WRITTEN PROBLEM
In the data that follows, count each line holding the string "name"; answer with the number only.

######

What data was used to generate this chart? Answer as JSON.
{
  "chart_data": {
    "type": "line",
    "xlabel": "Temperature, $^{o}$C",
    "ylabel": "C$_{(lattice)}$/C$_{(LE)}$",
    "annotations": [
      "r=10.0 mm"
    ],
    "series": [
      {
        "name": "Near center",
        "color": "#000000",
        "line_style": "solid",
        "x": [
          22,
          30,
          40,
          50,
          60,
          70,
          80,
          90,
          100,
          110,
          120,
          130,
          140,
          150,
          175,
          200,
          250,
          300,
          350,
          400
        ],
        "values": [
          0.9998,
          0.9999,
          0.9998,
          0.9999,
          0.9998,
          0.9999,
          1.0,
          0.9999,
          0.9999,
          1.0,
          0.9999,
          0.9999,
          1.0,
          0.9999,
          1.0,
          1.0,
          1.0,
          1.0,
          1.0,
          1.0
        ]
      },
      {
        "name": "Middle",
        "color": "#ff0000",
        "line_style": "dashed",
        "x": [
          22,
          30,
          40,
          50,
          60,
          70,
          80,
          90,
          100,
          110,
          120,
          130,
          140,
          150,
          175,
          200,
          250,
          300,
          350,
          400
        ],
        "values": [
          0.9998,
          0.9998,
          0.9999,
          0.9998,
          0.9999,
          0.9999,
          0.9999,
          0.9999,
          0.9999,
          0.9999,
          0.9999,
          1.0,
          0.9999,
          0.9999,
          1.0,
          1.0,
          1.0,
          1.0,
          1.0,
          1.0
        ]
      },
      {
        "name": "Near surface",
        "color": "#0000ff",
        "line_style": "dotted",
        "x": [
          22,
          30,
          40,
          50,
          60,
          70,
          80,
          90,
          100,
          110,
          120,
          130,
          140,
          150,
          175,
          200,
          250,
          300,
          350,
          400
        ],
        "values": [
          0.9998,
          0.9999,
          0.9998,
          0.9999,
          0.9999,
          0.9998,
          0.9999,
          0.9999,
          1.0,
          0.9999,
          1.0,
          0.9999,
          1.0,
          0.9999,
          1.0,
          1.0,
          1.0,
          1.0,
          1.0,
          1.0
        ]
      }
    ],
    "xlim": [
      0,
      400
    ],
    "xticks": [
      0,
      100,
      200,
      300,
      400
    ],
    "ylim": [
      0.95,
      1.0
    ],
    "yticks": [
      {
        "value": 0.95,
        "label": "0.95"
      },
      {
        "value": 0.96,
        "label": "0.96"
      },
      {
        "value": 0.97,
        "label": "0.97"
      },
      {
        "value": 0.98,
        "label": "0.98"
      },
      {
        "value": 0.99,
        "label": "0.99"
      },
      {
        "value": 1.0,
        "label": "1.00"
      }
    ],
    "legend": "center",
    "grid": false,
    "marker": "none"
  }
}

######

TASK ANSWER
3